• **Short problem**: Go through the lines below and copy each one that holds the string "makrogazdaság".
-------- Excerpted records
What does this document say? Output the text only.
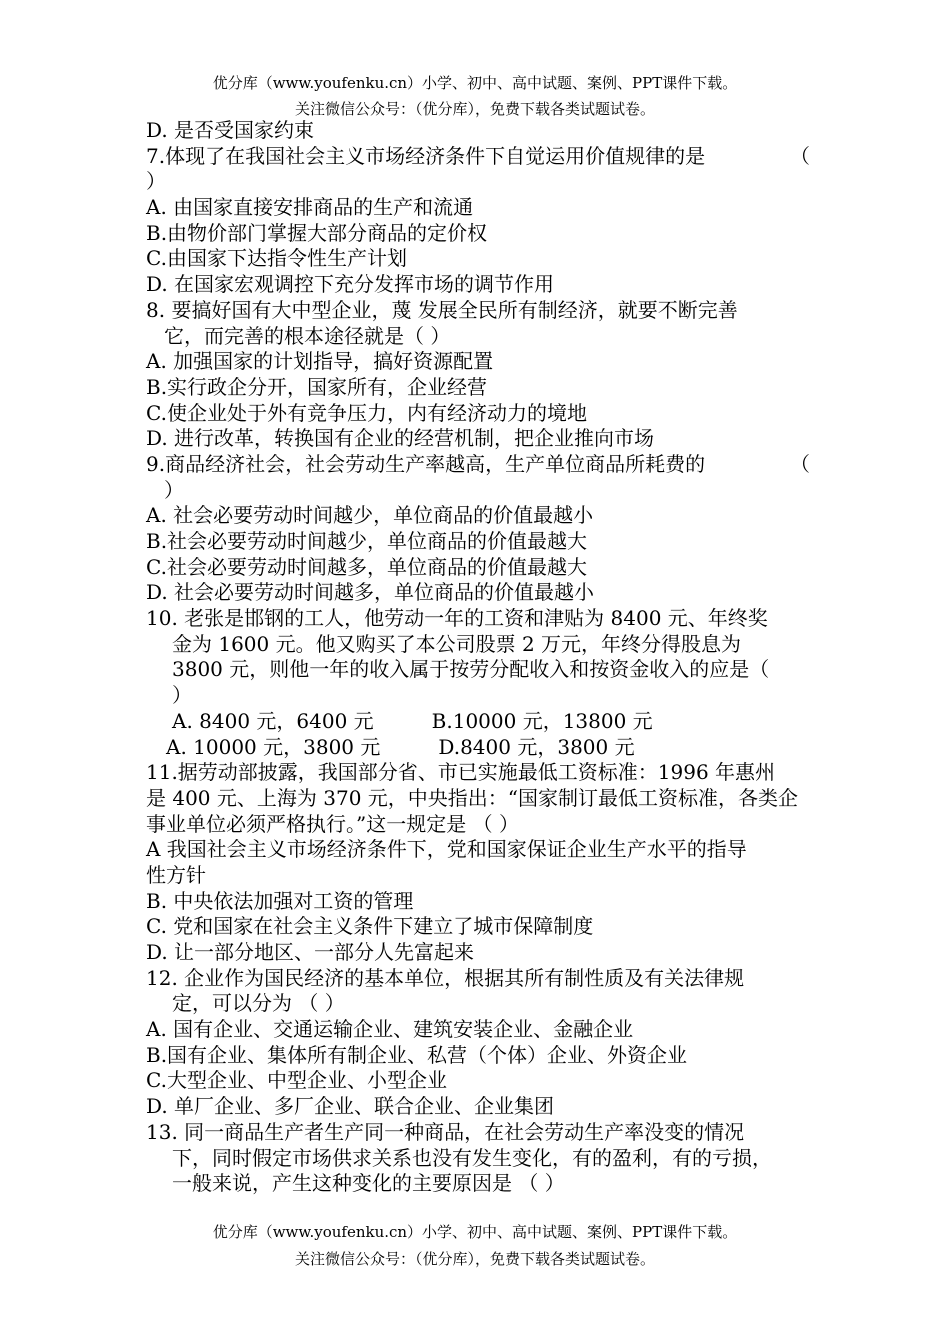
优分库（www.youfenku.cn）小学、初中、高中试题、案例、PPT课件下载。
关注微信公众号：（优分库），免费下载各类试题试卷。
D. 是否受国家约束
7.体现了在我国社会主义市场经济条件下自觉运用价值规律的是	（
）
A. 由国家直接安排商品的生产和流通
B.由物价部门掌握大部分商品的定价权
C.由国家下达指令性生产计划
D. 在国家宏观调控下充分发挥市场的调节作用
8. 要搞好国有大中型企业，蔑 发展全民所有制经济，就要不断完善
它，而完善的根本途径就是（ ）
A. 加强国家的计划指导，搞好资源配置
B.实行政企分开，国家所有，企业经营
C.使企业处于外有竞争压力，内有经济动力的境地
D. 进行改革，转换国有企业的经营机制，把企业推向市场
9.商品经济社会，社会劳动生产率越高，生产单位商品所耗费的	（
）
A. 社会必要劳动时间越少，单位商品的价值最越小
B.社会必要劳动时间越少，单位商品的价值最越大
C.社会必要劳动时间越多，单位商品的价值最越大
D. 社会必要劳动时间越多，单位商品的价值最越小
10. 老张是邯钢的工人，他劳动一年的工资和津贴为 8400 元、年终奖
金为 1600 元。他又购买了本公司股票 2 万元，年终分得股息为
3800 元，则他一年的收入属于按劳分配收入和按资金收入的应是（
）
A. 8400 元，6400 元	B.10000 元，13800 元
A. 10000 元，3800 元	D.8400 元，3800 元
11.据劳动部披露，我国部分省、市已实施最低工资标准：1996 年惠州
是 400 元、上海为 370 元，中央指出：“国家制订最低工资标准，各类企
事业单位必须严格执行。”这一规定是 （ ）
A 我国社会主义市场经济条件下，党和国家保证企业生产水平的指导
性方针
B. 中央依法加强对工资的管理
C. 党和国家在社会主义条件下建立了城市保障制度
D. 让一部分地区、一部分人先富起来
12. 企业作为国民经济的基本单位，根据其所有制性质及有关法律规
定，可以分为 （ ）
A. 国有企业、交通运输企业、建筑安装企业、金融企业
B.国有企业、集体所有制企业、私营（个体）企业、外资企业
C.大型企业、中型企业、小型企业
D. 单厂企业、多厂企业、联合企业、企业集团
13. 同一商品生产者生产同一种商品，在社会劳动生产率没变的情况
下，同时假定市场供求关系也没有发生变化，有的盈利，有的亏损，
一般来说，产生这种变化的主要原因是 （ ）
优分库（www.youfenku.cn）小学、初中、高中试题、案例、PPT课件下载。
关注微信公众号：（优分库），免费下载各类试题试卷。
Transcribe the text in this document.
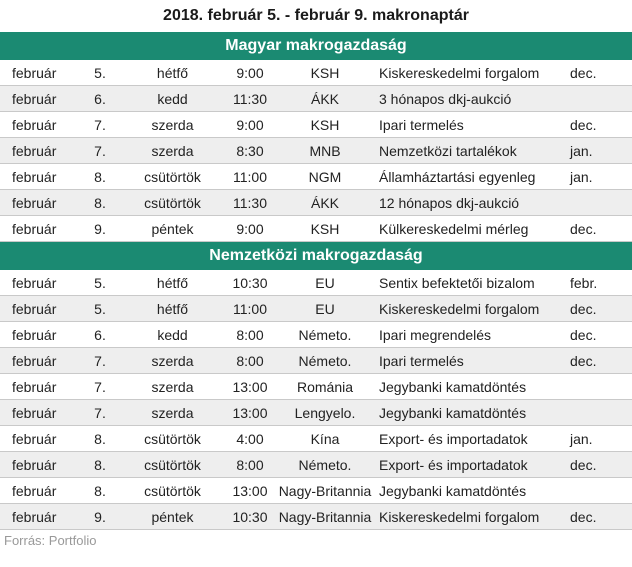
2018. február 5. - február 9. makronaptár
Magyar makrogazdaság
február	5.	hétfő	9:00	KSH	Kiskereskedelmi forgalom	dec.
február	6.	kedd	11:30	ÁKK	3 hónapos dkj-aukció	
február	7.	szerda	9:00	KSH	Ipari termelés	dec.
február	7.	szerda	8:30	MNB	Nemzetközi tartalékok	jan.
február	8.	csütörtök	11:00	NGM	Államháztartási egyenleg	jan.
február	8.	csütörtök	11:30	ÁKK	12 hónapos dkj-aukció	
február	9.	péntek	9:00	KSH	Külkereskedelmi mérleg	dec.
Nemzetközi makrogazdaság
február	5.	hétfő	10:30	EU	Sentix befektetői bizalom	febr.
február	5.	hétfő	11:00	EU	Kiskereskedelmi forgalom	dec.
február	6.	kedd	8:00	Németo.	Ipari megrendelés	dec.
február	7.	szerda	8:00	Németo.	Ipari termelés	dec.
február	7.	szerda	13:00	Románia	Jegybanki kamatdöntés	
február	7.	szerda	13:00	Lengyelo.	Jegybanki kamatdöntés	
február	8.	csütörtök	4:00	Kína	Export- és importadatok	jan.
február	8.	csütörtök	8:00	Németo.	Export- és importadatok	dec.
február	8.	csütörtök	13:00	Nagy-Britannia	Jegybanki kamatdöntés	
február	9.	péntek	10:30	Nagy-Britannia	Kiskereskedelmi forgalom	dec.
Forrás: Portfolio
----------------
• **Answer to this exercise**:
Magyar makrogazdaság
Nemzetközi makrogazdaság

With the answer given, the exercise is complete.